* What the exercise asks
In the listing below, find every line with the string "venue" and pull it out.

>> start Input data

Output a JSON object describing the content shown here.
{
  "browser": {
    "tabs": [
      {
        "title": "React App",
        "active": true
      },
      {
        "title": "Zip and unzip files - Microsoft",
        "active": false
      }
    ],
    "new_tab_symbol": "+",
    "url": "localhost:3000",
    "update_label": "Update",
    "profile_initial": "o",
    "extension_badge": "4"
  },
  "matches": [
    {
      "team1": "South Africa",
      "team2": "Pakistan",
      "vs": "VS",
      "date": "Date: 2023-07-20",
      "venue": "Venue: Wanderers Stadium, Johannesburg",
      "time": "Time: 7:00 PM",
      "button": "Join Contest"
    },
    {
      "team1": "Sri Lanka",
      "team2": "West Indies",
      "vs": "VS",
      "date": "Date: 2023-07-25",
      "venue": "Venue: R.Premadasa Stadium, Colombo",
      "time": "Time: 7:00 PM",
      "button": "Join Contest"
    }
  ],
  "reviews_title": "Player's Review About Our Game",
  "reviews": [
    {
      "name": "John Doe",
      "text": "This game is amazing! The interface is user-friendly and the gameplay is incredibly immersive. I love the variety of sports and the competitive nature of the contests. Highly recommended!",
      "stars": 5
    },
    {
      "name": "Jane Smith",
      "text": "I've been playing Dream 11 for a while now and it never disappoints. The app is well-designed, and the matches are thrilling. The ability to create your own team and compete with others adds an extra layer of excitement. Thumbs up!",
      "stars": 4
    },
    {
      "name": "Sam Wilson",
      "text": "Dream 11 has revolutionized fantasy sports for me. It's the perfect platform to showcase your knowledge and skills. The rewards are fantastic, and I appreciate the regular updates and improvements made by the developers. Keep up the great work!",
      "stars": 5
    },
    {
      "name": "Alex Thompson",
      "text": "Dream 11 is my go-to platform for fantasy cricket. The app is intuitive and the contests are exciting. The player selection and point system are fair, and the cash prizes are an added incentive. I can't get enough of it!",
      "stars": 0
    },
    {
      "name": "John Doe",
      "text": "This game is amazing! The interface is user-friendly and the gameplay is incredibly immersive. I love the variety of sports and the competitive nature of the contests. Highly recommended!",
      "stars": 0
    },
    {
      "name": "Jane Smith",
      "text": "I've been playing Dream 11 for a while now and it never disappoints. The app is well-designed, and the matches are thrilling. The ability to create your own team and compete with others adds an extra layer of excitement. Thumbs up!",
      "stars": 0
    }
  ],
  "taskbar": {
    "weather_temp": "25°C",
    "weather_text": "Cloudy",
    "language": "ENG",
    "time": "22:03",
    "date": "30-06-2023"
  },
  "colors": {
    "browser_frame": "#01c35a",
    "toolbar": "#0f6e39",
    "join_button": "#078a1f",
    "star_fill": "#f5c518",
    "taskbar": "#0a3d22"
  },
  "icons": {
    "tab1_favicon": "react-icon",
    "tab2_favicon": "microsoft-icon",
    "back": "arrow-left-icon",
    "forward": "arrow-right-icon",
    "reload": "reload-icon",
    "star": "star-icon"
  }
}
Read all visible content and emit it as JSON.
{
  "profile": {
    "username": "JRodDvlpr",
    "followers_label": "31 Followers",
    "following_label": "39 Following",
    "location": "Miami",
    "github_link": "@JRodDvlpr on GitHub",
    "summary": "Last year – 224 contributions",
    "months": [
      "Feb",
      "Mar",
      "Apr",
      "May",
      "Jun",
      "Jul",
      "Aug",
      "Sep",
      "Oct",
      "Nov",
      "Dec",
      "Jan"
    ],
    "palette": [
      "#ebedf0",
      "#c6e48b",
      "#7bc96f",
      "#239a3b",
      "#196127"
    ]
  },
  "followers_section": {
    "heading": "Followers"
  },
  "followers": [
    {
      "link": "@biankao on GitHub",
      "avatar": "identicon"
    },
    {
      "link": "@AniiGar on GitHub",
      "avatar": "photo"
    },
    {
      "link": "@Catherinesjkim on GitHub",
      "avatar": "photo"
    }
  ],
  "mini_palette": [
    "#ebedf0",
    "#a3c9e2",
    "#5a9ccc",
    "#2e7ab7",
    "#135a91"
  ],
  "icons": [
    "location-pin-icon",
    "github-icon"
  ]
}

>> end Input data

* Result for this task
      "venue": "Venue: Wanderers Stadium, Johannesburg",
      "venue": "Venue: R.Premadasa Stadium, Colombo",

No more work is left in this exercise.